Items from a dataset

=-=-=-=-=

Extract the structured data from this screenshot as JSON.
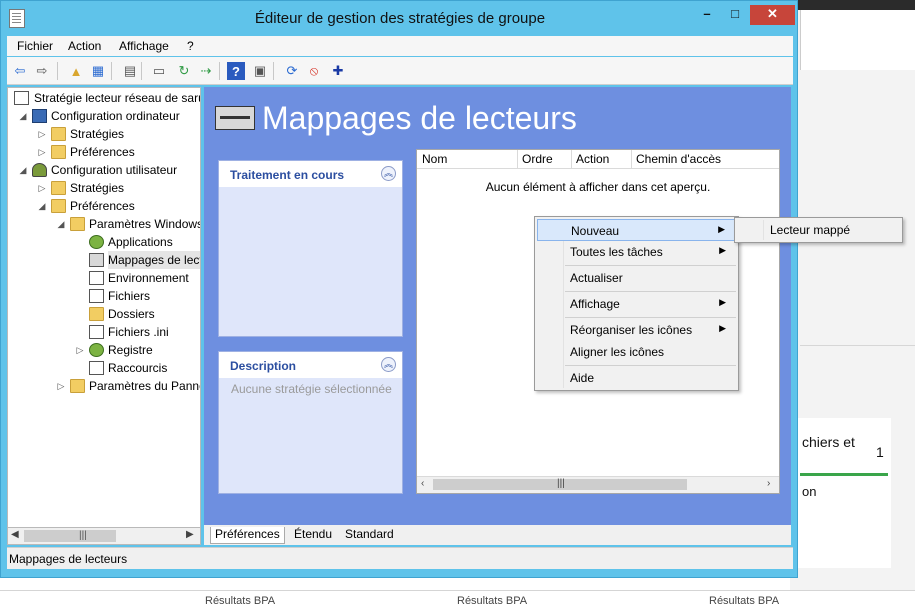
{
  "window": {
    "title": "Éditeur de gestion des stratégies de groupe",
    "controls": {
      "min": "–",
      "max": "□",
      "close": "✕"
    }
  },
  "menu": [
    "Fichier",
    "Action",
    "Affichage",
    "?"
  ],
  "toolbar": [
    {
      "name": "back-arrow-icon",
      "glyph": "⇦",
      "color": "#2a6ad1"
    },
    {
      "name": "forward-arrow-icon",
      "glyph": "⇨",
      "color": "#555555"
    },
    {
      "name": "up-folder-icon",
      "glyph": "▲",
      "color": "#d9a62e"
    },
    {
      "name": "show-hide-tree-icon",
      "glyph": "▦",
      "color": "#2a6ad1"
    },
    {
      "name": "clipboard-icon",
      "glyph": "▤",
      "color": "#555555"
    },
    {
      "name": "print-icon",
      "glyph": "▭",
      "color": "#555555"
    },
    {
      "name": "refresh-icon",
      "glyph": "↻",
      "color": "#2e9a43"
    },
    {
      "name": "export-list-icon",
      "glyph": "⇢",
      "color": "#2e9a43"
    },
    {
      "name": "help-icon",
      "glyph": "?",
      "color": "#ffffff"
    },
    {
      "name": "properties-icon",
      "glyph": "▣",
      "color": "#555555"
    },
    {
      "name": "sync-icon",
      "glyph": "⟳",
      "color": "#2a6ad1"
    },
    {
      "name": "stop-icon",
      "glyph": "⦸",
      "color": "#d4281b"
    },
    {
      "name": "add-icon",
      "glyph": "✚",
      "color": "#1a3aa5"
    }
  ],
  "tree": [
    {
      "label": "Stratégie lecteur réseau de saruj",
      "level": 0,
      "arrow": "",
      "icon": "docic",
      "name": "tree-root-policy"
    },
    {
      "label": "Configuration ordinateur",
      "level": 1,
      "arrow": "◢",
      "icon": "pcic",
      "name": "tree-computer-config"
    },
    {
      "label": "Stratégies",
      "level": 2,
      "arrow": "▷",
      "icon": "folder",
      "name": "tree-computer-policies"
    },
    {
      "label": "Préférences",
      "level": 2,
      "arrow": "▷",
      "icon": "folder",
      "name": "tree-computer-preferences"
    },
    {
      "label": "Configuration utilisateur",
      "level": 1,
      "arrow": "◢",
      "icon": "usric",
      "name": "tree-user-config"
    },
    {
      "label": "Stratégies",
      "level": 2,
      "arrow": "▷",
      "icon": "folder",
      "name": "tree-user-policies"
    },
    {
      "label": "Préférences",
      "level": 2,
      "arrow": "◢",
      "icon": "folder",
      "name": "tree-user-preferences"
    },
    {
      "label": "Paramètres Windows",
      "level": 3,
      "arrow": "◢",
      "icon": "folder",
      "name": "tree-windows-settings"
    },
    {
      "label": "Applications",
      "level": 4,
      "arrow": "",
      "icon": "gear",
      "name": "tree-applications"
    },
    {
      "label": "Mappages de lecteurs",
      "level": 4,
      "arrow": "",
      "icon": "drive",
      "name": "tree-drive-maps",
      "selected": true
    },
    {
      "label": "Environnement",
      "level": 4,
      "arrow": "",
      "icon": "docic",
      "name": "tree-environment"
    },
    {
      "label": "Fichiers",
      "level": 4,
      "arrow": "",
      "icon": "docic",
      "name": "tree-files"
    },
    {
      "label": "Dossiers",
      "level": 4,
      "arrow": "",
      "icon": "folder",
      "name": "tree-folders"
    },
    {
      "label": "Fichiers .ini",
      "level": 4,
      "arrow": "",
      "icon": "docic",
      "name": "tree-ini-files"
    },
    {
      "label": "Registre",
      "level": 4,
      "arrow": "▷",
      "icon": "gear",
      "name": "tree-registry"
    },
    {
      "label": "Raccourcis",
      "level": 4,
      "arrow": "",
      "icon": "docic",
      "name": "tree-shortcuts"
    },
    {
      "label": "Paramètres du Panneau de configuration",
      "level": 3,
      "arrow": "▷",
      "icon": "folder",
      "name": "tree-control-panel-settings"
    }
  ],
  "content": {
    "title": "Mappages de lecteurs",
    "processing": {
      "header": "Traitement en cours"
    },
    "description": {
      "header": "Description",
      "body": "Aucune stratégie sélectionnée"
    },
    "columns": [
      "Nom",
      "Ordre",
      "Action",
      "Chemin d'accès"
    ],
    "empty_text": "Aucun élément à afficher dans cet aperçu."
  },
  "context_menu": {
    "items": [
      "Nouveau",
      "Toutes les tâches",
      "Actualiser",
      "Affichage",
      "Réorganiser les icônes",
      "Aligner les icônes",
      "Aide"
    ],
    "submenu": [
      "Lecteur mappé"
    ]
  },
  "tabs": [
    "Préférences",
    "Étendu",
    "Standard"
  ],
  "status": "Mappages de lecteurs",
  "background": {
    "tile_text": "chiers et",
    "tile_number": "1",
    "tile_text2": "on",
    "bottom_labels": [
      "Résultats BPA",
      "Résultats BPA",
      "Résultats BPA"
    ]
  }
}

=-=-=-=-=

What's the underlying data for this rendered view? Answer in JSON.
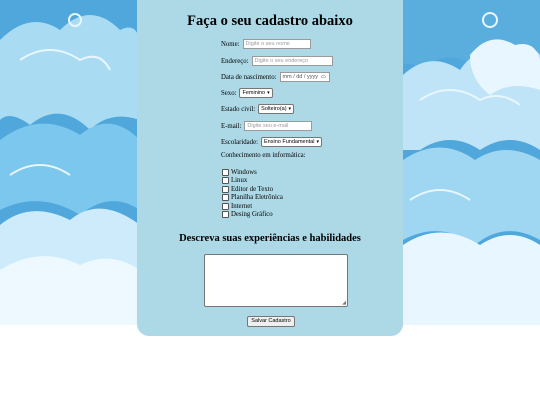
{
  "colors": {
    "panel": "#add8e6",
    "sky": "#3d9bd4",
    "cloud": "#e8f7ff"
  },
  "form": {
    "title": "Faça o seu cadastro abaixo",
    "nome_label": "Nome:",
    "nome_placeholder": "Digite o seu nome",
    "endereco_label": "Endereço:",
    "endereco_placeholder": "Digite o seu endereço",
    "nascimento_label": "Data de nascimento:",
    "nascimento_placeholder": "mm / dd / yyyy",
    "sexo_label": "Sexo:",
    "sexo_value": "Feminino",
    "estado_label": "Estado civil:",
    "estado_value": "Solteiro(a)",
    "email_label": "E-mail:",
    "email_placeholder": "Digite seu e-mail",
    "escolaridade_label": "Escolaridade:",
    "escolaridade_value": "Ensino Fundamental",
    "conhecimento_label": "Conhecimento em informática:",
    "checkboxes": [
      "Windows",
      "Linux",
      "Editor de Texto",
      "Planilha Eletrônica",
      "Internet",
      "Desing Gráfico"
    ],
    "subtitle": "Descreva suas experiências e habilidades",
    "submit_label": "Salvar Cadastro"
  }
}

=-=-=-=-=

**What needs to be done:** Copy out every line where the word "lecteurs" occurs.

**Exercise output:**
      "label": "Mappages de lecteurs",
    "title": "Mappages de lecteurs",
  "status": "Mappages de lecteurs",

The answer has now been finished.